### WORK TO BE COMPLETED:
Return each line of the listing that contains the string "this".

### DATA PROVIDED:
+ + + + +
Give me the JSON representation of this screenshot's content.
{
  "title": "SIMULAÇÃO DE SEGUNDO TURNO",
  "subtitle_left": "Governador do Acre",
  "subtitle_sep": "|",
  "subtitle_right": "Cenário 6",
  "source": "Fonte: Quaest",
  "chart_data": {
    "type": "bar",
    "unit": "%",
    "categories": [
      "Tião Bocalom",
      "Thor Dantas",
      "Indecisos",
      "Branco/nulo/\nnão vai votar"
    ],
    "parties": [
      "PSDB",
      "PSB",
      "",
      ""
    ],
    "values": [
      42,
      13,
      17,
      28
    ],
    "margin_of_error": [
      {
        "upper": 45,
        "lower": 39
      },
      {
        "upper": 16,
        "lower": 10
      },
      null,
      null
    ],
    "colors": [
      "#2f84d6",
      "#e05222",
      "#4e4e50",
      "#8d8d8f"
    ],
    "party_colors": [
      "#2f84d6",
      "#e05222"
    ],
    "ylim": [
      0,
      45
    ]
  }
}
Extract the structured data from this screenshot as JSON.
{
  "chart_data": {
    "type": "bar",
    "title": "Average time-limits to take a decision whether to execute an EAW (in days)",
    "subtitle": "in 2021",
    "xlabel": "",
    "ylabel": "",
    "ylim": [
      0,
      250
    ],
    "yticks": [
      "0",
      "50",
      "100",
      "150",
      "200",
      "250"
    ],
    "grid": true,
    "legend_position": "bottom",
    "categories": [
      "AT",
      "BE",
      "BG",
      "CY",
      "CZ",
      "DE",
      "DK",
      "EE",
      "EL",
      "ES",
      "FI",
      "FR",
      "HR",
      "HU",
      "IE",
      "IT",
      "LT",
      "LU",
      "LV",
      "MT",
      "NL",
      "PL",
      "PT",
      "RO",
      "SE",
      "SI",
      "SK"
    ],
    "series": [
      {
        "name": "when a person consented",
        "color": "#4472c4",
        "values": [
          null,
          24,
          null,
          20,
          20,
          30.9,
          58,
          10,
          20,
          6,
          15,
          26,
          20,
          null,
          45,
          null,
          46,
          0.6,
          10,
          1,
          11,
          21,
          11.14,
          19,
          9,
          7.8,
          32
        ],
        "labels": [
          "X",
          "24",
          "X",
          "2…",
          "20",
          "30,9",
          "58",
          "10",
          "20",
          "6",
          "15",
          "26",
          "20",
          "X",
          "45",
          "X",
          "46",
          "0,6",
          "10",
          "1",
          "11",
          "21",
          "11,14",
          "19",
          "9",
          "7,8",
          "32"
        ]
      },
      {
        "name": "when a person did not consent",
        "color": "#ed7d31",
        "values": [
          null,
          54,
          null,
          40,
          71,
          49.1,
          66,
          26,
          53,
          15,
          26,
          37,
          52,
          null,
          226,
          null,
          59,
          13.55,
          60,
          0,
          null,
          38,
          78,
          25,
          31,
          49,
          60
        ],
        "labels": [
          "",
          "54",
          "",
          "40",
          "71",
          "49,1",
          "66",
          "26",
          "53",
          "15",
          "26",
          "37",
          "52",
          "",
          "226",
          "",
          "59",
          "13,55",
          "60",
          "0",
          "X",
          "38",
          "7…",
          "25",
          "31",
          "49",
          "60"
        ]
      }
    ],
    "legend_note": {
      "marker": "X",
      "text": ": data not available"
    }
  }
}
+ + + + +
### PROBLEM SOLUTION:
Give me the JSON representation of this screenshot's content.
Extract the structured data from this screenshot as JSON.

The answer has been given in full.